Find all lines in the listing that include the word "rois", then copy them.

····················

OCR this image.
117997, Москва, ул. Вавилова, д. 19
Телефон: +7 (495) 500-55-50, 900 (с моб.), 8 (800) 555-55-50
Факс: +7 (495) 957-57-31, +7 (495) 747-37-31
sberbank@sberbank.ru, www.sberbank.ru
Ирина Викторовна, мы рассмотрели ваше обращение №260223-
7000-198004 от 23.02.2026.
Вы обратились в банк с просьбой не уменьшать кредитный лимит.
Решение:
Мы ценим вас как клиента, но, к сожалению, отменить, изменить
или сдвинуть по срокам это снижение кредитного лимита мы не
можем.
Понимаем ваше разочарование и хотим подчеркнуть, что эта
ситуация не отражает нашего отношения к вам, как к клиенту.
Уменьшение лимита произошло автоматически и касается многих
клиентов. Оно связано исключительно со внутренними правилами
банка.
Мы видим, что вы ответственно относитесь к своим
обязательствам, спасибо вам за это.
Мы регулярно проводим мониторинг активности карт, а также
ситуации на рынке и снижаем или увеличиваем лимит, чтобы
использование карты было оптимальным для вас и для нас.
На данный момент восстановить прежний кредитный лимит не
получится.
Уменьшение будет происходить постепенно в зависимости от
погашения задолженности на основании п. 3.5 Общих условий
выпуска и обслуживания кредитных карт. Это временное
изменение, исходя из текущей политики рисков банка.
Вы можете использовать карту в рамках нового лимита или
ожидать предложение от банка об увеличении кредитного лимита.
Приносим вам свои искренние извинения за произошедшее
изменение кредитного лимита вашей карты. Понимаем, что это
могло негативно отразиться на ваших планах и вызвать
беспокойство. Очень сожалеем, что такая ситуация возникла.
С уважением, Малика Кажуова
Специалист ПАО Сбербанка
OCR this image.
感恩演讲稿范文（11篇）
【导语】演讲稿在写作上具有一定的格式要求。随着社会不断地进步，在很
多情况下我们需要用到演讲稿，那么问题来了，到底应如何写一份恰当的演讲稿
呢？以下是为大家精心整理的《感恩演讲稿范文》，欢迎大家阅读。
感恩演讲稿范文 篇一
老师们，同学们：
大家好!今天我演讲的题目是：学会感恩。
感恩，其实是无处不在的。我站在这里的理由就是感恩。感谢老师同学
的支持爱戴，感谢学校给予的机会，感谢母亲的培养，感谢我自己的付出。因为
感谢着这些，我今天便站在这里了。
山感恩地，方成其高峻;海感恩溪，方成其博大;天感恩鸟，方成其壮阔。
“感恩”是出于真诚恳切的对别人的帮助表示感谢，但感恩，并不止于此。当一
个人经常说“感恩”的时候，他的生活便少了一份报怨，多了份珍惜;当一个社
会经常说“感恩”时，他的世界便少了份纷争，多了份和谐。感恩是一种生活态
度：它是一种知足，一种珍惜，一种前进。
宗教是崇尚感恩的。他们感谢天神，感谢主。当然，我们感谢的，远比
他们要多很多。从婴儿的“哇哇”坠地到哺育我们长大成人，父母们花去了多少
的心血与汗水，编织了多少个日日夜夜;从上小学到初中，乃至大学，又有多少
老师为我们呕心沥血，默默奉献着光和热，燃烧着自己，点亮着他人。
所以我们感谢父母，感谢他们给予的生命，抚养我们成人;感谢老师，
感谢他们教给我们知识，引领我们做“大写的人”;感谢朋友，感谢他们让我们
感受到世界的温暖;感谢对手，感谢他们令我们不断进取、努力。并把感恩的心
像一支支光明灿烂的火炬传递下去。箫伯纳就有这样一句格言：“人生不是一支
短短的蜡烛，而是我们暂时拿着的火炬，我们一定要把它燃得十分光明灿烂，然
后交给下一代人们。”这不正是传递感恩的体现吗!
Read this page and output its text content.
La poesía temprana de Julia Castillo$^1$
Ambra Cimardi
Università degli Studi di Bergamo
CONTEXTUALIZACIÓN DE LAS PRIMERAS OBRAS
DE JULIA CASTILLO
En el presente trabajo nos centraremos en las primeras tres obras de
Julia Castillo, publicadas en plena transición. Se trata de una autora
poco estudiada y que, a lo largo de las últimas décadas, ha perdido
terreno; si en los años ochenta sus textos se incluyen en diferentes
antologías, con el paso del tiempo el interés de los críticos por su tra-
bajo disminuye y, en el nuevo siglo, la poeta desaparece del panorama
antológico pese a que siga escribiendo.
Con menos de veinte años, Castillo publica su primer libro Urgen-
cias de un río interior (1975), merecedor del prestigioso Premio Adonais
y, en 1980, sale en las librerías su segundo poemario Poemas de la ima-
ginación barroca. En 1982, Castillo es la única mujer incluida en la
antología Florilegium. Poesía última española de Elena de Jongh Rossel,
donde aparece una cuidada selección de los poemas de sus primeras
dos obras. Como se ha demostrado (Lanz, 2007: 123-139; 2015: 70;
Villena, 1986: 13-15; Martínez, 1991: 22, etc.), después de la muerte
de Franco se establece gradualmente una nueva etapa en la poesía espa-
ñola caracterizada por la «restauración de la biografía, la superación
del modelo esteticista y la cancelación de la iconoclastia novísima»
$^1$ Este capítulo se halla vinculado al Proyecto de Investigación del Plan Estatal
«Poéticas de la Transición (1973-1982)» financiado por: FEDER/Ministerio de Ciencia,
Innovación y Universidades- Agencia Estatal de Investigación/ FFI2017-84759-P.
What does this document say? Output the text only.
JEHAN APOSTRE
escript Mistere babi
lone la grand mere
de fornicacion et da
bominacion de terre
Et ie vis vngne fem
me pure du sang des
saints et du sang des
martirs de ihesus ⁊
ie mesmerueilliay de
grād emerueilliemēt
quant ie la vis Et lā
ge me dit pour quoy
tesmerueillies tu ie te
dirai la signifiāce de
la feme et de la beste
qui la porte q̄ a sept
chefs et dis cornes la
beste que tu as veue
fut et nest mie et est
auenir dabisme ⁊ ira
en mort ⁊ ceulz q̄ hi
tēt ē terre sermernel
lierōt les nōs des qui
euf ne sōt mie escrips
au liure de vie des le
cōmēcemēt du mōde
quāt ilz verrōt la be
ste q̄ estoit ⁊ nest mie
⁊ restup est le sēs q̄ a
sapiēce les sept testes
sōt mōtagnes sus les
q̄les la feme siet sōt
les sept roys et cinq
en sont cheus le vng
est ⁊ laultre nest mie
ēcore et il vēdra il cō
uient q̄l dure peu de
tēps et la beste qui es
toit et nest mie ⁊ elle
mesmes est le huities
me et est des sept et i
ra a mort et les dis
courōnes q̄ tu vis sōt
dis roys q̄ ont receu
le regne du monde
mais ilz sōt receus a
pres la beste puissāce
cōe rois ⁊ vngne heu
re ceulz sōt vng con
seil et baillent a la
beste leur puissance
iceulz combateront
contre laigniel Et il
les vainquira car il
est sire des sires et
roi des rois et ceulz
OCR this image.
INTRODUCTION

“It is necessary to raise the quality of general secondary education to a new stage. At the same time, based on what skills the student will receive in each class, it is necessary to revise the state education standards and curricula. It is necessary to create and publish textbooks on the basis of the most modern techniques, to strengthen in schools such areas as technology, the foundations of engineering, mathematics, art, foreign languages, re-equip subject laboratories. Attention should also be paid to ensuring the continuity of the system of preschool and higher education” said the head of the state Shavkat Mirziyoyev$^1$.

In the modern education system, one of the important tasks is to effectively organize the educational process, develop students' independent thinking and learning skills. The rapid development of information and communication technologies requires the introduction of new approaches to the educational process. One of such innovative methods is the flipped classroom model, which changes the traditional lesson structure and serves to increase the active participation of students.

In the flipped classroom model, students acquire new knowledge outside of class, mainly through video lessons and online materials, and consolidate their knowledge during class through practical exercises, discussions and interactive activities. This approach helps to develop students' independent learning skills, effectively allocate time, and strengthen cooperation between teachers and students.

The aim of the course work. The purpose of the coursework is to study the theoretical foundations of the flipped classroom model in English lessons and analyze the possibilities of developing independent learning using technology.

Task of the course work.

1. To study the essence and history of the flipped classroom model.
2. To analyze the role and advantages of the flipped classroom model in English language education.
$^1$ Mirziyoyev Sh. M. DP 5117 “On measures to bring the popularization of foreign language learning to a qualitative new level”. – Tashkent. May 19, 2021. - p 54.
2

····················

• REPLY TO THE TASK
cōe rois ⁊ vngne heu
roi des rois et ceulz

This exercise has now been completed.